Copy each line that has the string "лампа" somewhere in it.

# # #

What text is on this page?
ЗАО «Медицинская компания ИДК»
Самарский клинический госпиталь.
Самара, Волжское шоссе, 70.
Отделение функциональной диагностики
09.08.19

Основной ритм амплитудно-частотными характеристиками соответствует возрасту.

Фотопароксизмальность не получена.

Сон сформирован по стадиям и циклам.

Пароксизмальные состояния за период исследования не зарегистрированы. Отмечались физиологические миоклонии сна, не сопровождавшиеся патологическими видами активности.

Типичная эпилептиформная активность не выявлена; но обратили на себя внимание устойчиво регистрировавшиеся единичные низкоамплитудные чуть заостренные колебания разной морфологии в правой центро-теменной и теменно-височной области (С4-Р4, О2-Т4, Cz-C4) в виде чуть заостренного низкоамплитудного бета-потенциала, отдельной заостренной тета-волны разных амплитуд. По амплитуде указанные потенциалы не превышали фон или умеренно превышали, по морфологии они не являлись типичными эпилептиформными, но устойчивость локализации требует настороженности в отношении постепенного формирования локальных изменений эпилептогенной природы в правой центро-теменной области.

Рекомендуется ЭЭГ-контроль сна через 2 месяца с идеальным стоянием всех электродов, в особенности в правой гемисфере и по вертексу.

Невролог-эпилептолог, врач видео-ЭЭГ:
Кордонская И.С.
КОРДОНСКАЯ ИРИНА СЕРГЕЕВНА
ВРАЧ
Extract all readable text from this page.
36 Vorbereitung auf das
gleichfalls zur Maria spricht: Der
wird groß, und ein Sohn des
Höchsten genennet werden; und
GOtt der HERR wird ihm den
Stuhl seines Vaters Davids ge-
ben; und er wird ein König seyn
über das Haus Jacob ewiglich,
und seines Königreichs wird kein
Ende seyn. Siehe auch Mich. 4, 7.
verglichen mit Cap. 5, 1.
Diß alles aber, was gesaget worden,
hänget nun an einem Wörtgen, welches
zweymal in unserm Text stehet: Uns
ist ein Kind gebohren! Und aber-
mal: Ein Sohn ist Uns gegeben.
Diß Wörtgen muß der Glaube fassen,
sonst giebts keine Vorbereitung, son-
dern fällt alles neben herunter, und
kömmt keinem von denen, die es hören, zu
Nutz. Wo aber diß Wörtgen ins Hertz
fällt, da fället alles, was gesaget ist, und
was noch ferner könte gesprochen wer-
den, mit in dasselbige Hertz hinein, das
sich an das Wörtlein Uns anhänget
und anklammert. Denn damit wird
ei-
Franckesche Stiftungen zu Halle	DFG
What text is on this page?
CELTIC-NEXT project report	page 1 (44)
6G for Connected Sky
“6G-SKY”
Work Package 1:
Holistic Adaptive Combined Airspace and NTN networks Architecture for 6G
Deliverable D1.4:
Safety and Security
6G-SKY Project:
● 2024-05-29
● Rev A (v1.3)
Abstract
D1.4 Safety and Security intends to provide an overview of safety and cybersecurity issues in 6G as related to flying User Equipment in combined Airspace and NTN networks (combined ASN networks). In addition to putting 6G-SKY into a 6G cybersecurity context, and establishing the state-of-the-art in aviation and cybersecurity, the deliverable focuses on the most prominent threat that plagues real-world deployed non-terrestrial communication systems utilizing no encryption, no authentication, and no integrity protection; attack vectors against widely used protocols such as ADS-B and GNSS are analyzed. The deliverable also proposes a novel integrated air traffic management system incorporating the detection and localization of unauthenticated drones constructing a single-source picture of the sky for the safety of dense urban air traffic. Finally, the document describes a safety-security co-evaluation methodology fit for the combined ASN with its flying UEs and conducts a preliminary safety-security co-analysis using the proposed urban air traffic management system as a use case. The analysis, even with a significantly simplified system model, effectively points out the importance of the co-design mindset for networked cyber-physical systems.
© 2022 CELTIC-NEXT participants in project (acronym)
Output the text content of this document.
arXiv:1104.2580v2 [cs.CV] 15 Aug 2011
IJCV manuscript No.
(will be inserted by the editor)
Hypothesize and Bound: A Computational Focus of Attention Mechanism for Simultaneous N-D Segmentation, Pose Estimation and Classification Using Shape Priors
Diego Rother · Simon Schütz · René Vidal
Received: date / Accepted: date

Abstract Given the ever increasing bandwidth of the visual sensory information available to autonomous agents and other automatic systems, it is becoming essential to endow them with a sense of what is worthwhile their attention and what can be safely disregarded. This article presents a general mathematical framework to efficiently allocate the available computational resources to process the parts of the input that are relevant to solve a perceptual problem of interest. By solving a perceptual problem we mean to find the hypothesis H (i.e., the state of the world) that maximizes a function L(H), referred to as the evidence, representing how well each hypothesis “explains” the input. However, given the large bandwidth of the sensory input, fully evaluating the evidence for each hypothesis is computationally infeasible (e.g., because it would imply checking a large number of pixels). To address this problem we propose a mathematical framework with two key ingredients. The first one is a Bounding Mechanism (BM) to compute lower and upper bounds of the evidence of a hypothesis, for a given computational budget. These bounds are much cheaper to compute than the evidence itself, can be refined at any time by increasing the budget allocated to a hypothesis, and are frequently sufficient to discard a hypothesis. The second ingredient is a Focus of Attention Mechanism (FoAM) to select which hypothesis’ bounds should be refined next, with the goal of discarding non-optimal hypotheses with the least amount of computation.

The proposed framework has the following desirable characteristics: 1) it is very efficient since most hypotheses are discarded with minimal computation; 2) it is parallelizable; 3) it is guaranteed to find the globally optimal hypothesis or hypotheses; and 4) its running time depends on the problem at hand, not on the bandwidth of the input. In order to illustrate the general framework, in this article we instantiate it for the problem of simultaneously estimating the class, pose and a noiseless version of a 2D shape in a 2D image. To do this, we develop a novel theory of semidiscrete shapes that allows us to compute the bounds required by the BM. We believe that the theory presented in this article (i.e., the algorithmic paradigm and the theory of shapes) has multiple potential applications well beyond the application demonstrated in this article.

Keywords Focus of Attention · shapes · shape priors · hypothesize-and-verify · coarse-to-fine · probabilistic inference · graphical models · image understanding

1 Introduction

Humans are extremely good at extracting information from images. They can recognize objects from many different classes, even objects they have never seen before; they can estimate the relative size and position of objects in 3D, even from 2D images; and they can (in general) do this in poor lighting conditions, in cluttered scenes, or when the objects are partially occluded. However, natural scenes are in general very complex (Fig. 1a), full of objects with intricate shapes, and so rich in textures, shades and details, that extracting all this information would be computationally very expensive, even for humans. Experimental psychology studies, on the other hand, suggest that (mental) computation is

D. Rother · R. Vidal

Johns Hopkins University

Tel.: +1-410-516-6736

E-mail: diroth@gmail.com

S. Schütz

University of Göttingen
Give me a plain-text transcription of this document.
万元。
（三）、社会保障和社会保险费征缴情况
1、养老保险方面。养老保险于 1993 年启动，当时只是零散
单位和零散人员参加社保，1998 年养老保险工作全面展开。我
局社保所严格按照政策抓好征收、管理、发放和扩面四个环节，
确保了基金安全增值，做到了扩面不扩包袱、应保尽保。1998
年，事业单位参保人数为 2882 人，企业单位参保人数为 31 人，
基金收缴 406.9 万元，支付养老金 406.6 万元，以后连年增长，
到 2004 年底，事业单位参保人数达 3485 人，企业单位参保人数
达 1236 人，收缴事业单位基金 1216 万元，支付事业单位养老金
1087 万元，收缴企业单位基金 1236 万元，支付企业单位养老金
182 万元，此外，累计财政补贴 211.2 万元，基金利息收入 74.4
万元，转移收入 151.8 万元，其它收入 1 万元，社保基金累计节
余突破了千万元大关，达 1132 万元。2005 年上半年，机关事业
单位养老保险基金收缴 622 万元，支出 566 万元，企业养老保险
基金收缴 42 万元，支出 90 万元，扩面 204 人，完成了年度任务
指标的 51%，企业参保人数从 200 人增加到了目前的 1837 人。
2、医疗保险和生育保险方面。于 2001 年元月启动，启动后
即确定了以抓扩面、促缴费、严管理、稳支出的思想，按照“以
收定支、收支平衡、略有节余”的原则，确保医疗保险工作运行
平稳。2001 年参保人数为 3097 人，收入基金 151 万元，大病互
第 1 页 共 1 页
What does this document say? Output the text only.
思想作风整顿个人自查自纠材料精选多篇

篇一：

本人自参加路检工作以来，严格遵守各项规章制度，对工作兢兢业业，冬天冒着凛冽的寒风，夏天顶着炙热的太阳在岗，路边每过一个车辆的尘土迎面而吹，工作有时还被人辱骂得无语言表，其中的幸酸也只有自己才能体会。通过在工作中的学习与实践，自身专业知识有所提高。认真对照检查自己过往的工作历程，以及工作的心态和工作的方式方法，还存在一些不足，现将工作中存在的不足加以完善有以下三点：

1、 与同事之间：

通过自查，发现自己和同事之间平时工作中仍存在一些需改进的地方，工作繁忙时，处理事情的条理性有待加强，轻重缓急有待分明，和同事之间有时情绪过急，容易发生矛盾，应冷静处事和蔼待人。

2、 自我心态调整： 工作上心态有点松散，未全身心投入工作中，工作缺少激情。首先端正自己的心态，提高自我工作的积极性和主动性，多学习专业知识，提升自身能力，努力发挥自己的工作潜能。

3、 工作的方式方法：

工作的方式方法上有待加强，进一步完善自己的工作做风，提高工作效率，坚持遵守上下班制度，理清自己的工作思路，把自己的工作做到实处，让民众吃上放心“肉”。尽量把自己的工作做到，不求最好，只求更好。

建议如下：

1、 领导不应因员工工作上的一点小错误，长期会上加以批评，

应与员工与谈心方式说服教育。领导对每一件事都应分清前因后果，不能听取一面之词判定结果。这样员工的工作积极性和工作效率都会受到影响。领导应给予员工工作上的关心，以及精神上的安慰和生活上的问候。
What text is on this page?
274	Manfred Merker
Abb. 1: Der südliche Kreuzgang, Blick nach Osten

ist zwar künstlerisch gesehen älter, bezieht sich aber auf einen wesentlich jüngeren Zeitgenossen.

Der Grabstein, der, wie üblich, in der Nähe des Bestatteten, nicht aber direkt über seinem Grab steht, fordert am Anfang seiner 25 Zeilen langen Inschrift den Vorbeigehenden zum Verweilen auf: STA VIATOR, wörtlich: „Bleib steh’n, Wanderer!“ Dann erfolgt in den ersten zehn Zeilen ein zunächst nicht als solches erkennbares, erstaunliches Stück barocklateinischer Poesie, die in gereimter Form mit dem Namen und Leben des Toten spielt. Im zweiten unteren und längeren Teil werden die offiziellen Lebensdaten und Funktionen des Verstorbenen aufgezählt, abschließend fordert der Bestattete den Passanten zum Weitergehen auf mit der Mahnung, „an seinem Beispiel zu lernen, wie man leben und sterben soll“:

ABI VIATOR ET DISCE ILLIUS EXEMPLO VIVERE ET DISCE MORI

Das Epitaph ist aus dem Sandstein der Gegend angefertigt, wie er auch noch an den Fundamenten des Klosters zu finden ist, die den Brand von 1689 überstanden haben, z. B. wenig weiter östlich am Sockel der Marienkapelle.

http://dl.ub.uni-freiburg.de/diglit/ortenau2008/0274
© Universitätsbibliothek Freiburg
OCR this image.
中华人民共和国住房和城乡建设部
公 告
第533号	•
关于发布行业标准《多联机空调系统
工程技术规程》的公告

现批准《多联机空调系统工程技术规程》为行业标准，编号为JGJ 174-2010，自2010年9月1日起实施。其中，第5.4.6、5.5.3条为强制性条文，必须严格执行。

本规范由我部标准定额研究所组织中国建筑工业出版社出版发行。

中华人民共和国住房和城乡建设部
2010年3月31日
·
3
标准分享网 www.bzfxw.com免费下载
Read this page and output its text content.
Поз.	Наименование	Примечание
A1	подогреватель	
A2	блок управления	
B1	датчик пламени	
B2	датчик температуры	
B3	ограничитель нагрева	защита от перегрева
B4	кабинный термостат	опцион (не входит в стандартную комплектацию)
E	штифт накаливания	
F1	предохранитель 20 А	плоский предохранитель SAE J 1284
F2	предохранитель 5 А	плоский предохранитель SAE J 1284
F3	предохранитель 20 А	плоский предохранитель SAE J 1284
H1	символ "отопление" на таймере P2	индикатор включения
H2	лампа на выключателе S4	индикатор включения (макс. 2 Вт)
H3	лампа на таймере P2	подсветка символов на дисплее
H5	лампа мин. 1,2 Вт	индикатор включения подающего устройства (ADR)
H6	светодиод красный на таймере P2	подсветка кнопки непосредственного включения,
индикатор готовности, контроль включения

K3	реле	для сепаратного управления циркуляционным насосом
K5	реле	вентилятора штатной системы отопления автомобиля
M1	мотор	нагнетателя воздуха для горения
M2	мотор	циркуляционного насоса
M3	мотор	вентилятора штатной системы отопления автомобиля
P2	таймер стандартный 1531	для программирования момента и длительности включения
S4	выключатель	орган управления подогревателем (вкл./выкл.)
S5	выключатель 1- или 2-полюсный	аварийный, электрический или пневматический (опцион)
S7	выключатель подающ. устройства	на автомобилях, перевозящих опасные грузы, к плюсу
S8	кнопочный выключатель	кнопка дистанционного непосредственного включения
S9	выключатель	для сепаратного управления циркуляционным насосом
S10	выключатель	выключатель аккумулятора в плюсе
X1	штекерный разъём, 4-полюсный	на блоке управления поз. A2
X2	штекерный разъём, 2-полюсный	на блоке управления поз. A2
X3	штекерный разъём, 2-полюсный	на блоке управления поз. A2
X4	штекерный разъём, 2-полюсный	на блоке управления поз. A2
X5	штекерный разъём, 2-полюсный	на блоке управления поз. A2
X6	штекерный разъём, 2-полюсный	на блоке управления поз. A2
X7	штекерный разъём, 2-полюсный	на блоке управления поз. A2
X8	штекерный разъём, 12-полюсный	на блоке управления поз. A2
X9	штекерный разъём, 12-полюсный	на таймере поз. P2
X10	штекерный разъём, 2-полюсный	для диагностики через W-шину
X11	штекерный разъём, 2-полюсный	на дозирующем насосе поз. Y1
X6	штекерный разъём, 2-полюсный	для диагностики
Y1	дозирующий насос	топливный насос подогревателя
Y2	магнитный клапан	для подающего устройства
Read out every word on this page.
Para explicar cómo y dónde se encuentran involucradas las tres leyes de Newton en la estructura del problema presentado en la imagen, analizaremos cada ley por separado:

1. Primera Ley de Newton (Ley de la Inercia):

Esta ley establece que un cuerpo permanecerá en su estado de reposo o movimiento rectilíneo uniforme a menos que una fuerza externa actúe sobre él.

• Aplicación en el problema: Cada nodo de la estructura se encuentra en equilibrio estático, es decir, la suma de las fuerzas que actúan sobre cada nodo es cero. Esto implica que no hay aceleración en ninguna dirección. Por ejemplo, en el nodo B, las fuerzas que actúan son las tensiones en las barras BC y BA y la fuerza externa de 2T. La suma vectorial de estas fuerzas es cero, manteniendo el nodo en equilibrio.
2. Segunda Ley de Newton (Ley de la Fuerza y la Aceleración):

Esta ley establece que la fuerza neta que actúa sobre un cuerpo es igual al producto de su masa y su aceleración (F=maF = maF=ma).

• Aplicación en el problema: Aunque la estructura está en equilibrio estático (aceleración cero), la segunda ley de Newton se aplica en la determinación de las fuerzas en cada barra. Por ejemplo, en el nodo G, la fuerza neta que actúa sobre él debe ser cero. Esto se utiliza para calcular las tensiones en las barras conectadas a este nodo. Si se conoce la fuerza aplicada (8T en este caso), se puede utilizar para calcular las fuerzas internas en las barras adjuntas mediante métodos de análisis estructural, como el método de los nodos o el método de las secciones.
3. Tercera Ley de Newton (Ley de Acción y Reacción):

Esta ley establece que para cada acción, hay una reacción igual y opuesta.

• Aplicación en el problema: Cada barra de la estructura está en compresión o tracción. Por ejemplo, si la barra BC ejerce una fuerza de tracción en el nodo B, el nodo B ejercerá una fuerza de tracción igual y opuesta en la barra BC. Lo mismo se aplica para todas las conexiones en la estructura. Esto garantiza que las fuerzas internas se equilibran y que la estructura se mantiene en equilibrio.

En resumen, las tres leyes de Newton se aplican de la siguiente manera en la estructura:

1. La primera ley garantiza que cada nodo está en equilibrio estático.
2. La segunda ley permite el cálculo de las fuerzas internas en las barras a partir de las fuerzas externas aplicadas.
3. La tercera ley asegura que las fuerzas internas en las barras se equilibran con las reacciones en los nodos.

# # #

#### Full solution
H2	лампа на выключателе S4	индикатор включения (макс. 2 Вт)
H3	лампа на таймере P2	подсветка символов на дисплее
H5	лампа мин. 1,2 Вт	индикатор включения подающего устройства (ADR)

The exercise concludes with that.